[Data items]
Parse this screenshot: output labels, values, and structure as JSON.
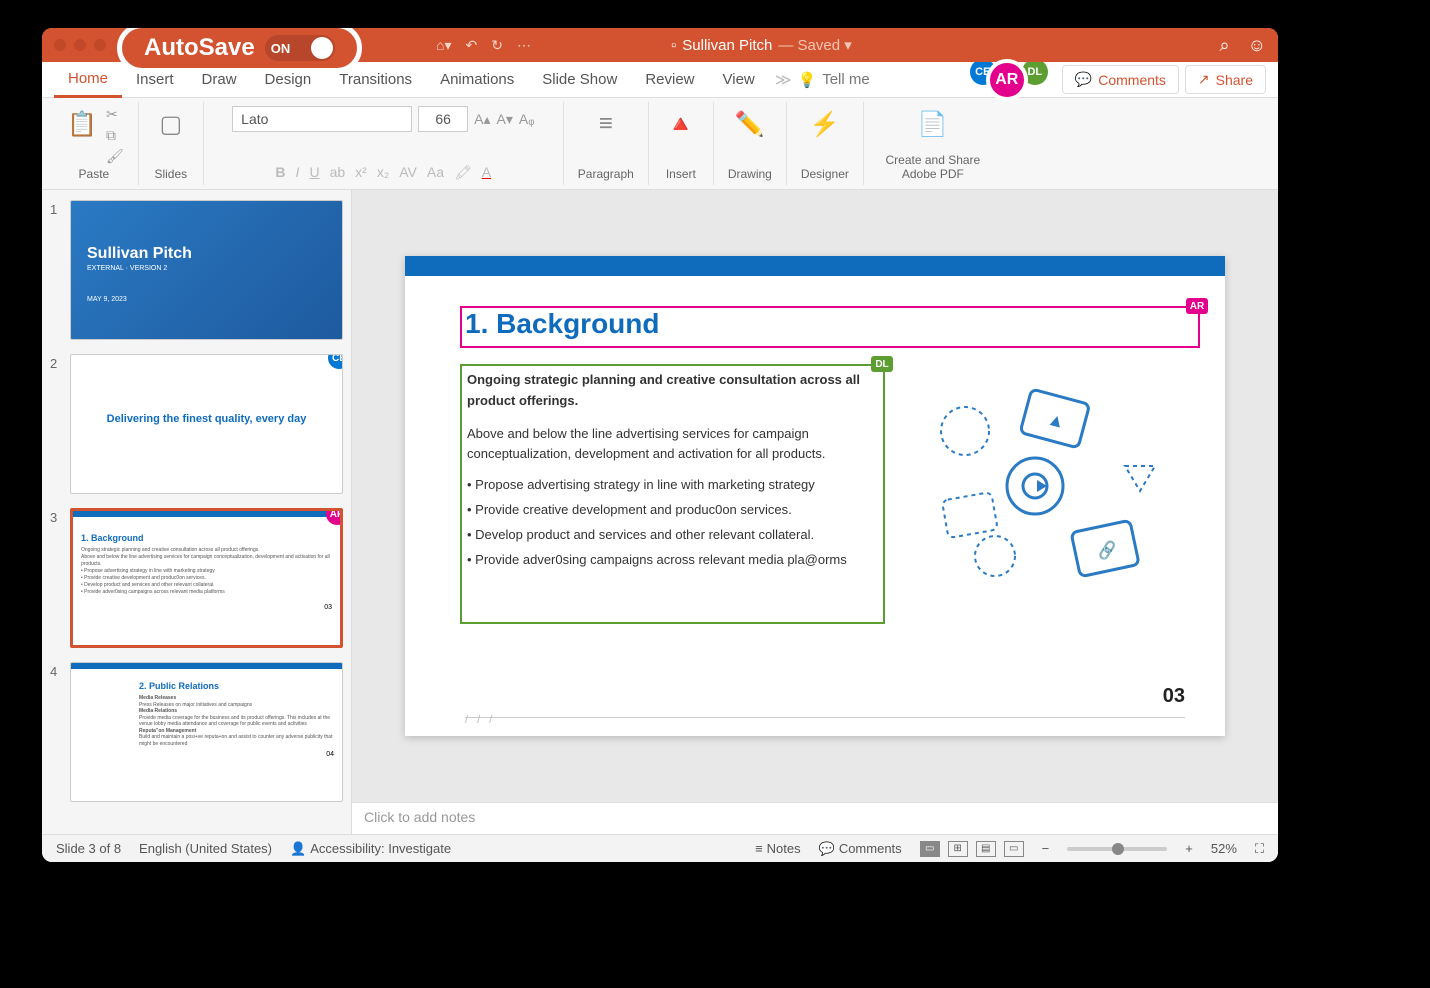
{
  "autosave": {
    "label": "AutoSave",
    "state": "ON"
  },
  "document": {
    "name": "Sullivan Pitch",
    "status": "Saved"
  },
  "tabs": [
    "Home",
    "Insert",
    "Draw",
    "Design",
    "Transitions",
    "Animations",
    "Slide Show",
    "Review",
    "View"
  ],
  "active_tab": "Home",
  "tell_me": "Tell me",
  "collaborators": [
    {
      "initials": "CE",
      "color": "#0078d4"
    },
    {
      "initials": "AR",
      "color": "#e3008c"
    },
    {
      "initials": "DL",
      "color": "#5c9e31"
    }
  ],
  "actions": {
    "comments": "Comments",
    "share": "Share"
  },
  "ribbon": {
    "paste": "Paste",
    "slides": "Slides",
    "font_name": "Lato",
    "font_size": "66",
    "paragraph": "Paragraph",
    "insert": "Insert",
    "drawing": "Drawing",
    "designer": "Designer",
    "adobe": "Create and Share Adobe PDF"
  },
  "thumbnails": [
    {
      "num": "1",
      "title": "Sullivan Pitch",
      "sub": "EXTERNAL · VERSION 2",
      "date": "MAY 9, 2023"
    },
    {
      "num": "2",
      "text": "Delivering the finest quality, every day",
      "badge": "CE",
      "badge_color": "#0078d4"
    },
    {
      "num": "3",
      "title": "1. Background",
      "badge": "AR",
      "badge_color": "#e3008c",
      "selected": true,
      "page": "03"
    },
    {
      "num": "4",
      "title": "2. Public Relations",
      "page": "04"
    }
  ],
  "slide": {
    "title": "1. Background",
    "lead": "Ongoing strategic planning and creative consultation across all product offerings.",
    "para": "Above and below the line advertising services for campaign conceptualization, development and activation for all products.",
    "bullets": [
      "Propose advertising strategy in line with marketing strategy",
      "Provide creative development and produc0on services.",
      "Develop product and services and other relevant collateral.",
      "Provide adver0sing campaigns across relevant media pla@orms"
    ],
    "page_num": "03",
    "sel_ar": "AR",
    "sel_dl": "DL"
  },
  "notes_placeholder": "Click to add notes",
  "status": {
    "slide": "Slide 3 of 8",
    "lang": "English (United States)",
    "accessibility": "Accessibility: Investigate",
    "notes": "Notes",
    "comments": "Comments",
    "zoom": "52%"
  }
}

*Problem requirements*: Copy out each line in the listing that has the word "Pitch".

*Response*:
    "name": "Sullivan Pitch",
      "title": "Sullivan Pitch",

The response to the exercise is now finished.